(Dataset rows)
= = = = =
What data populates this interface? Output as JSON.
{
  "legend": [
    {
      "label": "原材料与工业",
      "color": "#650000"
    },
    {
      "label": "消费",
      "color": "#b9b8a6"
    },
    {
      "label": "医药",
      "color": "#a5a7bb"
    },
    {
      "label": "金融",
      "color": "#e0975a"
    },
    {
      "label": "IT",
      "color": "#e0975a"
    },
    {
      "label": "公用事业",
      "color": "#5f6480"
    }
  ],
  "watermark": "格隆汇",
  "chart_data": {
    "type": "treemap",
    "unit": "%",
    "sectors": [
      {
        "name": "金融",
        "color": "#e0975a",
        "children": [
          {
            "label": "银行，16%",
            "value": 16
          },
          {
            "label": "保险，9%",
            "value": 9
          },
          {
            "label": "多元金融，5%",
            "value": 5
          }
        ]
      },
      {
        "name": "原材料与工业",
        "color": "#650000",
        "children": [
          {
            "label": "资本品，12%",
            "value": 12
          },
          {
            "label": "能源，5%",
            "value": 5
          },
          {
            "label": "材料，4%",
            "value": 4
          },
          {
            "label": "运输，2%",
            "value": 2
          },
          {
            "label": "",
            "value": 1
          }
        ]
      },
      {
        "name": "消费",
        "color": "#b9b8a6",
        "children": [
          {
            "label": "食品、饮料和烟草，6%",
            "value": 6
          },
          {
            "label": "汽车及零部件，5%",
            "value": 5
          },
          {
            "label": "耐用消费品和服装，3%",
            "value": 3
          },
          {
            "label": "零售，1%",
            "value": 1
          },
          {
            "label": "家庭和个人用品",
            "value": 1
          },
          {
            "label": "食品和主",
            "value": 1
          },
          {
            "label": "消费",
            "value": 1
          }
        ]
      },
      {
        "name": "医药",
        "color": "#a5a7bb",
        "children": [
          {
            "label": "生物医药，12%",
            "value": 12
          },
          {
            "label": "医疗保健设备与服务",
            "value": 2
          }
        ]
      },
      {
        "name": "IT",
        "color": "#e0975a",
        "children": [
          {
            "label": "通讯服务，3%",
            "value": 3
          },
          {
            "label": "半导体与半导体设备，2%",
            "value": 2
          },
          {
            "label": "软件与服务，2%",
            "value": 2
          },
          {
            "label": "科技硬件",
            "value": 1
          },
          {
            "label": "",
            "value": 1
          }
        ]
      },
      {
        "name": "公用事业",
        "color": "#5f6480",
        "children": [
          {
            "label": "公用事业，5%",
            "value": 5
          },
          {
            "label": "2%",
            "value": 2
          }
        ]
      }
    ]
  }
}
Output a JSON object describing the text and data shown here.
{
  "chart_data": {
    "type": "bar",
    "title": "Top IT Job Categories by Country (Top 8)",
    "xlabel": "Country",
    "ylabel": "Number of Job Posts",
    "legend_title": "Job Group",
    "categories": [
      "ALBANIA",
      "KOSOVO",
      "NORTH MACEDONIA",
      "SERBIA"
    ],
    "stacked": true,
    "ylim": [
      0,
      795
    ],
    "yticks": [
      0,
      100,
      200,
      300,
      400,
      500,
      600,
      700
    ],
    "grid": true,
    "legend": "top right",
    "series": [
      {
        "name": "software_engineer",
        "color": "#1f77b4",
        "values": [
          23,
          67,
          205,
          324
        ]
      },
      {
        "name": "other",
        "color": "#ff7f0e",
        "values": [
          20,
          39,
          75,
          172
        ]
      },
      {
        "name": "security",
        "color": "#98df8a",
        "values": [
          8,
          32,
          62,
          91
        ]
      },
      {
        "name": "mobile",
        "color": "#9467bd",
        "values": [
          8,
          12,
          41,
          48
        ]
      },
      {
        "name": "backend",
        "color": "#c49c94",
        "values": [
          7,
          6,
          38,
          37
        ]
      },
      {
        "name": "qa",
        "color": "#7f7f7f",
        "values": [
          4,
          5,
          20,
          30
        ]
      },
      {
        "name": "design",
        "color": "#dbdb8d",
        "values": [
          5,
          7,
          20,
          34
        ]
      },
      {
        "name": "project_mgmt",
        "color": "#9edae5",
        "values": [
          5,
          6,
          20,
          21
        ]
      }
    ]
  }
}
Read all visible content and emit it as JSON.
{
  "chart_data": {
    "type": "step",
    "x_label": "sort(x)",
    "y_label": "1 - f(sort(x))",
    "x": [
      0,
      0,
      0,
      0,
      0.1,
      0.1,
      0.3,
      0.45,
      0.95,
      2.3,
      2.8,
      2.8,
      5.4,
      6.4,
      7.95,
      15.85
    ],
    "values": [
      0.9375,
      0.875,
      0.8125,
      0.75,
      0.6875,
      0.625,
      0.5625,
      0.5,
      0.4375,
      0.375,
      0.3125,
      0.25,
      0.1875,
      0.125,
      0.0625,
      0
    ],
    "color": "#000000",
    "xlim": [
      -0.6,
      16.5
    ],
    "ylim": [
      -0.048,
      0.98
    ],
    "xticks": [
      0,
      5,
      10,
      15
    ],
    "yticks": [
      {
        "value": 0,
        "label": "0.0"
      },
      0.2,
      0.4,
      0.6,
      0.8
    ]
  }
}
= = = = =
» STATED EXERCISE: Going through the entries above, report how many lines include the string "Country". The number alone is the answer.

» FINISHED TASK: 2